- [Work to be completed] Give only the count of lines containing "text".

- [Recorded information]
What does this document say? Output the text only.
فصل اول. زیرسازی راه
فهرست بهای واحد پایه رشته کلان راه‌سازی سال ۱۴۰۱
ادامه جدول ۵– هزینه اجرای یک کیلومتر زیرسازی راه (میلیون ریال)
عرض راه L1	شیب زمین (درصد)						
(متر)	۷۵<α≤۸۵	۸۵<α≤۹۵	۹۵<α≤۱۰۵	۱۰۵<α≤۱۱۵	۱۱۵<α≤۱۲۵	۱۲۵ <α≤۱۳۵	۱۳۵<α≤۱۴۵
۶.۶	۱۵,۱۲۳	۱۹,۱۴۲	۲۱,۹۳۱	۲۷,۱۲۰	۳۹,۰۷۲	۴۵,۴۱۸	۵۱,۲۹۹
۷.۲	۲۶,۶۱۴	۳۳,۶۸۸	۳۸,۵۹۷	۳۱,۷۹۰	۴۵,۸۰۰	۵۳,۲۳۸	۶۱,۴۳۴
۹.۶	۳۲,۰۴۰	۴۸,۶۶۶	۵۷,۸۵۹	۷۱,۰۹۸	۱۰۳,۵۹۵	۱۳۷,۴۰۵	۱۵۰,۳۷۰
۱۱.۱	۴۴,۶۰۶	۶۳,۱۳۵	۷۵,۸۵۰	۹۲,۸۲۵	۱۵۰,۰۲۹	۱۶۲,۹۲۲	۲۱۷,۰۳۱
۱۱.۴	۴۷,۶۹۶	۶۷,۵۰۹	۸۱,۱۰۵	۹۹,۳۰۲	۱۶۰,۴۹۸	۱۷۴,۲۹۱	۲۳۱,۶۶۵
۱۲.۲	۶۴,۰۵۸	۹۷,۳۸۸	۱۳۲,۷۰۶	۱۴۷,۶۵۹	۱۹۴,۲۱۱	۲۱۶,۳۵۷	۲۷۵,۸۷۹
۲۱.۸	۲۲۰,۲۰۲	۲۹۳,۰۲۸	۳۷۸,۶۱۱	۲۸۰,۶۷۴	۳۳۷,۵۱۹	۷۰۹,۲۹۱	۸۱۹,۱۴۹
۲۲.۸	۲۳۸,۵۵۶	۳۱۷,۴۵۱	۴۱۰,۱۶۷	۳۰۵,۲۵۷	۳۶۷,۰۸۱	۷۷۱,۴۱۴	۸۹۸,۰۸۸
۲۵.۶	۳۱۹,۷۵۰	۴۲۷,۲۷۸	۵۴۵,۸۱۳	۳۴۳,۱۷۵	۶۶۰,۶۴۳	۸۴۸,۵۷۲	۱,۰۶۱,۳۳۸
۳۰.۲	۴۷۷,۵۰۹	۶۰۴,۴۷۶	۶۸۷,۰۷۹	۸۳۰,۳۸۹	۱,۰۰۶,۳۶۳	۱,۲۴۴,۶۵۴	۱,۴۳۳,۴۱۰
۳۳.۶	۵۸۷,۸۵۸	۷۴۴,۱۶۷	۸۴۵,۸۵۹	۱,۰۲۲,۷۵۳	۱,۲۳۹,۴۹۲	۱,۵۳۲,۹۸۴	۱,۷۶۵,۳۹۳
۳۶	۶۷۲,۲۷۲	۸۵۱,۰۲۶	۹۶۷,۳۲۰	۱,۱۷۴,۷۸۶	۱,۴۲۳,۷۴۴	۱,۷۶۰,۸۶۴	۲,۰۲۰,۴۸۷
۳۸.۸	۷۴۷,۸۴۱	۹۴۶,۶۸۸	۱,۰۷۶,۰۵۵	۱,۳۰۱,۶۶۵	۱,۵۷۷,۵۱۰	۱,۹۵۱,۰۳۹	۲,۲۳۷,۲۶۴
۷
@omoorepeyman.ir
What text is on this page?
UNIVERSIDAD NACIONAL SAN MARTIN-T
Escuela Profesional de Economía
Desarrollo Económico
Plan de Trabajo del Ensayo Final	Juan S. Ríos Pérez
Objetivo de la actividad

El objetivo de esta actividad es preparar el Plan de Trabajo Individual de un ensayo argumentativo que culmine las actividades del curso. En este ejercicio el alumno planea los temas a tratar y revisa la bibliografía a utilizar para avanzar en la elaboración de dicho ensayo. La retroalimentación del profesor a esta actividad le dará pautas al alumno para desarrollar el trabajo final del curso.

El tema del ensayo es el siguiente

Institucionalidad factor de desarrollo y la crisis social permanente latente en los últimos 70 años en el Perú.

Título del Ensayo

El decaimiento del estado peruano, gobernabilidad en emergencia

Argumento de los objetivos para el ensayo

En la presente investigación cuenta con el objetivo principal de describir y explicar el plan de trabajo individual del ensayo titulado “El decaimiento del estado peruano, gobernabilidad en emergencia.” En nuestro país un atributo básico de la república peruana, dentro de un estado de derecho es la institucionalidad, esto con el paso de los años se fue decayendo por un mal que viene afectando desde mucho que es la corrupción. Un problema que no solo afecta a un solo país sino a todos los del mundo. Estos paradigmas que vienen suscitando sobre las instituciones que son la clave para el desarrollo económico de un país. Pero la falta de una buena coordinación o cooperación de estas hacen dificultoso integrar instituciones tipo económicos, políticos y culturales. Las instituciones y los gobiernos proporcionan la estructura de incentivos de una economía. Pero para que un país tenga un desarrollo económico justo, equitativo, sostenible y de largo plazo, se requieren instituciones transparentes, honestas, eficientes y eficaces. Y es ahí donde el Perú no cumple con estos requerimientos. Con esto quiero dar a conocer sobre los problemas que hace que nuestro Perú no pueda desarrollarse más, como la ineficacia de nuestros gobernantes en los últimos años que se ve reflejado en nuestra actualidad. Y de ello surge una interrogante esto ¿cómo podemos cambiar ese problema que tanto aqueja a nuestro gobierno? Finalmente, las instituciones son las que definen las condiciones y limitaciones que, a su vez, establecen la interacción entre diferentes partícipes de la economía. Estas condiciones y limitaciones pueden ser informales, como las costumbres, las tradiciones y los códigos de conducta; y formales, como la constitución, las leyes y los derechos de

- [Full solution] 2